◆ **DIRECTION**
Copy all records verbatim.

----------

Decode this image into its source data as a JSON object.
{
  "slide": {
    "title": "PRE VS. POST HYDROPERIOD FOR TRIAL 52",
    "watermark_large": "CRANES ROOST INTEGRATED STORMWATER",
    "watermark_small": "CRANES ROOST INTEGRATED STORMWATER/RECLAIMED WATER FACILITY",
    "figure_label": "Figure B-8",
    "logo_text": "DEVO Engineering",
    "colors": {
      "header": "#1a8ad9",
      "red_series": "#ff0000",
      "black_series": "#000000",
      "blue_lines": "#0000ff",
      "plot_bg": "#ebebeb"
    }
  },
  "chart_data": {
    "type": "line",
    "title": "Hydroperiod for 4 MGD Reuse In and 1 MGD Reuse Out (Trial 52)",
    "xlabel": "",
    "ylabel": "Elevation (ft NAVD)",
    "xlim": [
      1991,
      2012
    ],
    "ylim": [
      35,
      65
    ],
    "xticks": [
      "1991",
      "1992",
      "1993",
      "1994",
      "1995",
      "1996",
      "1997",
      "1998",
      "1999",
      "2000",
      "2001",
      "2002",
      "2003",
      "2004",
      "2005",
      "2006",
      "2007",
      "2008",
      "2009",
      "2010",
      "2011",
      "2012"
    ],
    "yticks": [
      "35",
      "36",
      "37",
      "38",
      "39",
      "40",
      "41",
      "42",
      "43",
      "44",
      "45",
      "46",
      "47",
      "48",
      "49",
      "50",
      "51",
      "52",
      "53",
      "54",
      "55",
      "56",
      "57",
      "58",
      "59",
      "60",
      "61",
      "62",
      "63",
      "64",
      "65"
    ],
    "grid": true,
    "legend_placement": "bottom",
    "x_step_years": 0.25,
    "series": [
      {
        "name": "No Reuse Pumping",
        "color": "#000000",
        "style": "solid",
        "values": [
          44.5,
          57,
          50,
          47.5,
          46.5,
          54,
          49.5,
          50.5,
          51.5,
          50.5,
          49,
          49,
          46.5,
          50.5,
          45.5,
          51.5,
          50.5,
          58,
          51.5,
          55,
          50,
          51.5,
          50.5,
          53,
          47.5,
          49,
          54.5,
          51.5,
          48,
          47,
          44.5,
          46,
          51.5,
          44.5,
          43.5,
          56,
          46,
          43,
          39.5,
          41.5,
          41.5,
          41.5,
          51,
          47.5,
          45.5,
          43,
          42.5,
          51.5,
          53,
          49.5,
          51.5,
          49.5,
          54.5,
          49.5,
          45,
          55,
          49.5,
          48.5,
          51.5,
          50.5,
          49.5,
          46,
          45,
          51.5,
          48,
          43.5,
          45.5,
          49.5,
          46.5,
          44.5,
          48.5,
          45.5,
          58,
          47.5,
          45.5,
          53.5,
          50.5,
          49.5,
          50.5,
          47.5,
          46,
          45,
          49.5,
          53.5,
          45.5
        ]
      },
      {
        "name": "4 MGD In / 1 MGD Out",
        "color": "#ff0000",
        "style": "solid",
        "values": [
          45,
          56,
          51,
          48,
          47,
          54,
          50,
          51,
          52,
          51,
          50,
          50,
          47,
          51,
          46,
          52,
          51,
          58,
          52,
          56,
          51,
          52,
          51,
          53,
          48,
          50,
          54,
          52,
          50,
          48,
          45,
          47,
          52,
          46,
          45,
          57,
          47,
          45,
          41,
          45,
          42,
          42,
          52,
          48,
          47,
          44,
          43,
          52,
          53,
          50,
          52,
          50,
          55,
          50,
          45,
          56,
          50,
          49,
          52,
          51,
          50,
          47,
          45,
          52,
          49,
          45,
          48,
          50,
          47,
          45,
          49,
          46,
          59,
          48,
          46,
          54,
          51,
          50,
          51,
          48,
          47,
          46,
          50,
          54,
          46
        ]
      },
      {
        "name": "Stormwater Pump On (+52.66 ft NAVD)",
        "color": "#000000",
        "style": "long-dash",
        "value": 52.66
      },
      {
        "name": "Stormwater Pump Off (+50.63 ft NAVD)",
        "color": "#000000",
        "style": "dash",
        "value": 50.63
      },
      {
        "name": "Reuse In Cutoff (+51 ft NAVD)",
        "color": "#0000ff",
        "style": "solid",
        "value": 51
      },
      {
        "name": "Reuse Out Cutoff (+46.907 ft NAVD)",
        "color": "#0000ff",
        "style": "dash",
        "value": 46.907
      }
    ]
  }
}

----------

◆ **RESPONSE BELOW**
Decode this image into its source data as a JSON object.
{
  "slide": {
    "title": "PRE VS. POST HYDROPERIOD FOR TRIAL 52",
    "watermark_large": "CRANES ROOST INTEGRATED STORMWATER",
    "watermark_small": "CRANES ROOST INTEGRATED STORMWATER/RECLAIMED WATER FACILITY",
    "figure_label": "Figure B-8",
    "logo_text": "DEVO Engineering",
    "colors": {
      "header": "#1a8ad9",
      "red_series": "#ff0000",
      "black_series": "#000000",
      "blue_lines": "#0000ff",
      "plot_bg": "#ebebeb"
    }
  },
  "chart_data": {
    "type": "line",
    "title": "Hydroperiod for 4 MGD Reuse In and 1 MGD Reuse Out (Trial 52)",
    "xlabel": "",
    "ylabel": "Elevation (ft NAVD)",
    "xlim": [
      1991,
      2012
    ],
    "ylim": [
      35,
      65
    ],
    "xticks": [
      "1991",
      "1992",
      "1993",
      "1994",
      "1995",
      "1996",
      "1997",
      "1998",
      "1999",
      "2000",
      "2001",
      "2002",
      "2003",
      "2004",
      "2005",
      "2006",
      "2007",
      "2008",
      "2009",
      "2010",
      "2011",
      "2012"
    ],
    "yticks": [
      "35",
      "36",
      "37",
      "38",
      "39",
      "40",
      "41",
      "42",
      "43",
      "44",
      "45",
      "46",
      "47",
      "48",
      "49",
      "50",
      "51",
      "52",
      "53",
      "54",
      "55",
      "56",
      "57",
      "58",
      "59",
      "60",
      "61",
      "62",
      "63",
      "64",
      "65"
    ],
    "grid": true,
    "legend_placement": "bottom",
    "x_step_years": 0.25,
    "series": [
      {
        "name": "No Reuse Pumping",
        "color": "#000000",
        "style": "solid",
        "values": [
          44.5,
          57,
          50,
          47.5,
          46.5,
          54,
          49.5,
          50.5,
          51.5,
          50.5,
          49,
          49,
          46.5,
          50.5,
          45.5,
          51.5,
          50.5,
          58,
          51.5,
          55,
          50,
          51.5,
          50.5,
          53,
          47.5,
          49,
          54.5,
          51.5,
          48,
          47,
          44.5,
          46,
          51.5,
          44.5,
          43.5,
          56,
          46,
          43,
          39.5,
          41.5,
          41.5,
          41.5,
          51,
          47.5,
          45.5,
          43,
          42.5,
          51.5,
          53,
          49.5,
          51.5,
          49.5,
          54.5,
          49.5,
          45,
          55,
          49.5,
          48.5,
          51.5,
          50.5,
          49.5,
          46,
          45,
          51.5,
          48,
          43.5,
          45.5,
          49.5,
          46.5,
          44.5,
          48.5,
          45.5,
          58,
          47.5,
          45.5,
          53.5,
          50.5,
          49.5,
          50.5,
          47.5,
          46,
          45,
          49.5,
          53.5,
          45.5
        ]
      },
      {
        "name": "4 MGD In / 1 MGD Out",
        "color": "#ff0000",
        "style": "solid",
        "values": [
          45,
          56,
          51,
          48,
          47,
          54,
          50,
          51,
          52,
          51,
          50,
          50,
          47,
          51,
          46,
          52,
          51,
          58,
          52,
          56,
          51,
          52,
          51,
          53,
          48,
          50,
          54,
          52,
          50,
          48,
          45,
          47,
          52,
          46,
          45,
          57,
          47,
          45,
          41,
          45,
          42,
          42,
          52,
          48,
          47,
          44,
          43,
          52,
          53,
          50,
          52,
          50,
          55,
          50,
          45,
          56,
          50,
          49,
          52,
          51,
          50,
          47,
          45,
          52,
          49,
          45,
          48,
          50,
          47,
          45,
          49,
          46,
          59,
          48,
          46,
          54,
          51,
          50,
          51,
          48,
          47,
          46,
          50,
          54,
          46
        ]
      },
      {
        "name": "Stormwater Pump On (+52.66 ft NAVD)",
        "color": "#000000",
        "style": "long-dash",
        "value": 52.66
      },
      {
        "name": "Stormwater Pump Off (+50.63 ft NAVD)",
        "color": "#000000",
        "style": "dash",
        "value": 50.63
      },
      {
        "name": "Reuse In Cutoff (+51 ft NAVD)",
        "color": "#0000ff",
        "style": "solid",
        "value": 51
      },
      {
        "name": "Reuse Out Cutoff (+46.907 ft NAVD)",
        "color": "#0000ff",
        "style": "dash",
        "value": 46.907
      }
    ]
  }
}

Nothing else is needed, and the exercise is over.